Without altering anything, output the material below.

Task inputs
■ ■ ■ ■ ■

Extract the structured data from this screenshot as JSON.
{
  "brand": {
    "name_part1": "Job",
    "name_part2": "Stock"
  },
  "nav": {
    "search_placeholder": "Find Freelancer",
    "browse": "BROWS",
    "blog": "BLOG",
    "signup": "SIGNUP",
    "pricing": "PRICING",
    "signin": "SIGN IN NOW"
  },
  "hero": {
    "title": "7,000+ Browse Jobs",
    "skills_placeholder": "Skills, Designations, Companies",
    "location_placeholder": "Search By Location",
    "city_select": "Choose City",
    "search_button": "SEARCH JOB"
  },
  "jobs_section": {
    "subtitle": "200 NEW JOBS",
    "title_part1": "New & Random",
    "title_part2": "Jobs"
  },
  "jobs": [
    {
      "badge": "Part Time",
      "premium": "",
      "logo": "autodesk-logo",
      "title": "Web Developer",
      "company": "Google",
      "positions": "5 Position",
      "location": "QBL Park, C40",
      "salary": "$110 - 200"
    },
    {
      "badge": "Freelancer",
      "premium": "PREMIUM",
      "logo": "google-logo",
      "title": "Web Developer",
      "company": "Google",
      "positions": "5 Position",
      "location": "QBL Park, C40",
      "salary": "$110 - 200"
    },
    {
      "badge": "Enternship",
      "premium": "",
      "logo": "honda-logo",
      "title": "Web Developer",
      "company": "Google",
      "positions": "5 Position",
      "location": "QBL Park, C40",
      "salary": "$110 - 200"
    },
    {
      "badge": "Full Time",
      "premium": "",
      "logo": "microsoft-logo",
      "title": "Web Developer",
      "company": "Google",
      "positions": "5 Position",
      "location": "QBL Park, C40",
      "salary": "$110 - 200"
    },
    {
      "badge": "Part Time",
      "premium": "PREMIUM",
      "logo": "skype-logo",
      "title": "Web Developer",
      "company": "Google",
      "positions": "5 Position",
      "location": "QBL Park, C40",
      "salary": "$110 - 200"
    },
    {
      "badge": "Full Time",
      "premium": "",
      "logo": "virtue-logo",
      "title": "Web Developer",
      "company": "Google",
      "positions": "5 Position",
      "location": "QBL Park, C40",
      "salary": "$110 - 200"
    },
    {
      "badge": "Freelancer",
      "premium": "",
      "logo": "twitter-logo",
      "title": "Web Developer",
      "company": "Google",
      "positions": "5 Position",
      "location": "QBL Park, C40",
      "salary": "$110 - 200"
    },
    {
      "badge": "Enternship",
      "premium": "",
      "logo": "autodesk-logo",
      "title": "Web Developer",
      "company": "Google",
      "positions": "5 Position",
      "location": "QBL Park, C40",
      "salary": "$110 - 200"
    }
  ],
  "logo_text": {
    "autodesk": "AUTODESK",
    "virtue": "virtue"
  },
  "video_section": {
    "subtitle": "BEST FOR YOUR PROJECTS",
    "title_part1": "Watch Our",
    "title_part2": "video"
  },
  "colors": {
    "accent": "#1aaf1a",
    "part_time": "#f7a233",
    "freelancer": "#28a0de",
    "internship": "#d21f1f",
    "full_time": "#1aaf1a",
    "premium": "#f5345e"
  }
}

■ ■ ■ ■ ■

Response to this exercise
Extract the structured data from this screenshot as JSON.
{
  "brand": {
    "name_part1": "Job",
    "name_part2": "Stock"
  },
  "nav": {
    "search_placeholder": "Find Freelancer",
    "browse": "BROWS",
    "blog": "BLOG",
    "signup": "SIGNUP",
    "pricing": "PRICING",
    "signin": "SIGN IN NOW"
  },
  "hero": {
    "title": "7,000+ Browse Jobs",
    "skills_placeholder": "Skills, Designations, Companies",
    "location_placeholder": "Search By Location",
    "city_select": "Choose City",
    "search_button": "SEARCH JOB"
  },
  "jobs_section": {
    "subtitle": "200 NEW JOBS",
    "title_part1": "New & Random",
    "title_part2": "Jobs"
  },
  "jobs": [
    {
      "badge": "Part Time",
      "premium": "",
      "logo": "autodesk-logo",
      "title": "Web Developer",
      "company": "Google",
      "positions": "5 Position",
      "location": "QBL Park, C40",
      "salary": "$110 - 200"
    },
    {
      "badge": "Freelancer",
      "premium": "PREMIUM",
      "logo": "google-logo",
      "title": "Web Developer",
      "company": "Google",
      "positions": "5 Position",
      "location": "QBL Park, C40",
      "salary": "$110 - 200"
    },
    {
      "badge": "Enternship",
      "premium": "",
      "logo": "honda-logo",
      "title": "Web Developer",
      "company": "Google",
      "positions": "5 Position",
      "location": "QBL Park, C40",
      "salary": "$110 - 200"
    },
    {
      "badge": "Full Time",
      "premium": "",
      "logo": "microsoft-logo",
      "title": "Web Developer",
      "company": "Google",
      "positions": "5 Position",
      "location": "QBL Park, C40",
      "salary": "$110 - 200"
    },
    {
      "badge": "Part Time",
      "premium": "PREMIUM",
      "logo": "skype-logo",
      "title": "Web Developer",
      "company": "Google",
      "positions": "5 Position",
      "location": "QBL Park, C40",
      "salary": "$110 - 200"
    },
    {
      "badge": "Full Time",
      "premium": "",
      "logo": "virtue-logo",
      "title": "Web Developer",
      "company": "Google",
      "positions": "5 Position",
      "location": "QBL Park, C40",
      "salary": "$110 - 200"
    },
    {
      "badge": "Freelancer",
      "premium": "",
      "logo": "twitter-logo",
      "title": "Web Developer",
      "company": "Google",
      "positions": "5 Position",
      "location": "QBL Park, C40",
      "salary": "$110 - 200"
    },
    {
      "badge": "Enternship",
      "premium": "",
      "logo": "autodesk-logo",
      "title": "Web Developer",
      "company": "Google",
      "positions": "5 Position",
      "location": "QBL Park, C40",
      "salary": "$110 - 200"
    }
  ],
  "logo_text": {
    "autodesk": "AUTODESK",
    "virtue": "virtue"
  },
  "video_section": {
    "subtitle": "BEST FOR YOUR PROJECTS",
    "title_part1": "Watch Our",
    "title_part2": "video"
  },
  "colors": {
    "accent": "#1aaf1a",
    "part_time": "#f7a233",
    "freelancer": "#28a0de",
    "internship": "#d21f1f",
    "full_time": "#1aaf1a",
    "premium": "#f5345e"
  }
}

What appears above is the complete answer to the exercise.